- _Problem details_
Set down, in full, every record in the block.

- _Records supplied_
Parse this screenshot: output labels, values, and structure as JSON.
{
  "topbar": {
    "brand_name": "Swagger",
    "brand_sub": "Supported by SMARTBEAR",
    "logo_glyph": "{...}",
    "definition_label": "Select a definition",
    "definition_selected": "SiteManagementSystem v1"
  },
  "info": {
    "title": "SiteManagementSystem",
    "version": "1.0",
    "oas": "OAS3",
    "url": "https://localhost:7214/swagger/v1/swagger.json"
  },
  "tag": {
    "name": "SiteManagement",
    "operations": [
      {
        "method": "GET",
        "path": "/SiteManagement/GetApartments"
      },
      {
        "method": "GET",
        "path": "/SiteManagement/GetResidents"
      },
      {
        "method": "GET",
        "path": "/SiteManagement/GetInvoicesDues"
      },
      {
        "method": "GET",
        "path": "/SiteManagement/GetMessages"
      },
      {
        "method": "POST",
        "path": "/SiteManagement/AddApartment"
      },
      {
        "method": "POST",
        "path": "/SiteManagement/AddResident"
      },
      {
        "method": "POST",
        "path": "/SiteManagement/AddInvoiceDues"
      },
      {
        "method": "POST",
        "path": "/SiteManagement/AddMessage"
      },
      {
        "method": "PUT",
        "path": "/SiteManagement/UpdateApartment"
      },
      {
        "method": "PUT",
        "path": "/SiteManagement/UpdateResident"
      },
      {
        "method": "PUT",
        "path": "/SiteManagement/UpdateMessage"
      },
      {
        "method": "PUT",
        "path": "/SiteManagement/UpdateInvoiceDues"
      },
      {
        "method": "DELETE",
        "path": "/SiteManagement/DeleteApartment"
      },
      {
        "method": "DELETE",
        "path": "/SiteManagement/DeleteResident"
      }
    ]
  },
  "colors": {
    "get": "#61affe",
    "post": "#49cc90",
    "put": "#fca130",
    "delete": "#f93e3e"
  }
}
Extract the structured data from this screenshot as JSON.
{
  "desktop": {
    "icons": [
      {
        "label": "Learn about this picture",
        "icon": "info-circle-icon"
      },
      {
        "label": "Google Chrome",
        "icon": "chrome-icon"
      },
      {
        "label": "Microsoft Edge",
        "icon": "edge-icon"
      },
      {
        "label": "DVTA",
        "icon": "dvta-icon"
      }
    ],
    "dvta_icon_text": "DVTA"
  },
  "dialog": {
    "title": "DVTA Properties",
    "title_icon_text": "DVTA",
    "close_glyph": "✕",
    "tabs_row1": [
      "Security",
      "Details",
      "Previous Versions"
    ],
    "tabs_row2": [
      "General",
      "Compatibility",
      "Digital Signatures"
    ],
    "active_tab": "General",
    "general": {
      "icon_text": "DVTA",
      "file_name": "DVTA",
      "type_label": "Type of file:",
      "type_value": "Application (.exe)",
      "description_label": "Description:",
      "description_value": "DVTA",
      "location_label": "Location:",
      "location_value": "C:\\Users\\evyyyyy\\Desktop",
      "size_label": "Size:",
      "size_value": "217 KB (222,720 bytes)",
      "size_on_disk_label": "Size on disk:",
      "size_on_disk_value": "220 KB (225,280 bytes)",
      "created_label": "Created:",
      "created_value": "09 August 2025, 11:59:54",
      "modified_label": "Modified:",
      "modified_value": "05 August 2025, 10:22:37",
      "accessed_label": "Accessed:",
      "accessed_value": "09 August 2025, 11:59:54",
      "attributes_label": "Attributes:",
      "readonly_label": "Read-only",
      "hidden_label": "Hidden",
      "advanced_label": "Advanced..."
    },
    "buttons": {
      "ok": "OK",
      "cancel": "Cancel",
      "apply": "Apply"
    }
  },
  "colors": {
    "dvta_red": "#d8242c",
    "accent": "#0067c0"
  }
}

- _Answer to the problem_
Parse this screenshot: output labels, values, and structure as JSON.
{
  "topbar": {
    "brand_name": "Swagger",
    "brand_sub": "Supported by SMARTBEAR",
    "logo_glyph": "{...}",
    "definition_label": "Select a definition",
    "definition_selected": "SiteManagementSystem v1"
  },
  "info": {
    "title": "SiteManagementSystem",
    "version": "1.0",
    "oas": "OAS3",
    "url": "https://localhost:7214/swagger/v1/swagger.json"
  },
  "tag": {
    "name": "SiteManagement",
    "operations": [
      {
        "method": "GET",
        "path": "/SiteManagement/GetApartments"
      },
      {
        "method": "GET",
        "path": "/SiteManagement/GetResidents"
      },
      {
        "method": "GET",
        "path": "/SiteManagement/GetInvoicesDues"
      },
      {
        "method": "GET",
        "path": "/SiteManagement/GetMessages"
      },
      {
        "method": "POST",
        "path": "/SiteManagement/AddApartment"
      },
      {
        "method": "POST",
        "path": "/SiteManagement/AddResident"
      },
      {
        "method": "POST",
        "path": "/SiteManagement/AddInvoiceDues"
      },
      {
        "method": "POST",
        "path": "/SiteManagement/AddMessage"
      },
      {
        "method": "PUT",
        "path": "/SiteManagement/UpdateApartment"
      },
      {
        "method": "PUT",
        "path": "/SiteManagement/UpdateResident"
      },
      {
        "method": "PUT",
        "path": "/SiteManagement/UpdateMessage"
      },
      {
        "method": "PUT",
        "path": "/SiteManagement/UpdateInvoiceDues"
      },
      {
        "method": "DELETE",
        "path": "/SiteManagement/DeleteApartment"
      },
      {
        "method": "DELETE",
        "path": "/SiteManagement/DeleteResident"
      }
    ]
  },
  "colors": {
    "get": "#61affe",
    "post": "#49cc90",
    "put": "#fca130",
    "delete": "#f93e3e"
  }
}
Extract the structured data from this screenshot as JSON.
{
  "desktop": {
    "icons": [
      {
        "label": "Learn about this picture",
        "icon": "info-circle-icon"
      },
      {
        "label": "Google Chrome",
        "icon": "chrome-icon"
      },
      {
        "label": "Microsoft Edge",
        "icon": "edge-icon"
      },
      {
        "label": "DVTA",
        "icon": "dvta-icon"
      }
    ],
    "dvta_icon_text": "DVTA"
  },
  "dialog": {
    "title": "DVTA Properties",
    "title_icon_text": "DVTA",
    "close_glyph": "✕",
    "tabs_row1": [
      "Security",
      "Details",
      "Previous Versions"
    ],
    "tabs_row2": [
      "General",
      "Compatibility",
      "Digital Signatures"
    ],
    "active_tab": "General",
    "general": {
      "icon_text": "DVTA",
      "file_name": "DVTA",
      "type_label": "Type of file:",
      "type_value": "Application (.exe)",
      "description_label": "Description:",
      "description_value": "DVTA",
      "location_label": "Location:",
      "location_value": "C:\\Users\\evyyyyy\\Desktop",
      "size_label": "Size:",
      "size_value": "217 KB (222,720 bytes)",
      "size_on_disk_label": "Size on disk:",
      "size_on_disk_value": "220 KB (225,280 bytes)",
      "created_label": "Created:",
      "created_value": "09 August 2025, 11:59:54",
      "modified_label": "Modified:",
      "modified_value": "05 August 2025, 10:22:37",
      "accessed_label": "Accessed:",
      "accessed_value": "09 August 2025, 11:59:54",
      "attributes_label": "Attributes:",
      "readonly_label": "Read-only",
      "hidden_label": "Hidden",
      "advanced_label": "Advanced..."
    },
    "buttons": {
      "ok": "OK",
      "cancel": "Cancel",
      "apply": "Apply"
    }
  },
  "colors": {
    "dvta_red": "#d8242c",
    "accent": "#0067c0"
  }
}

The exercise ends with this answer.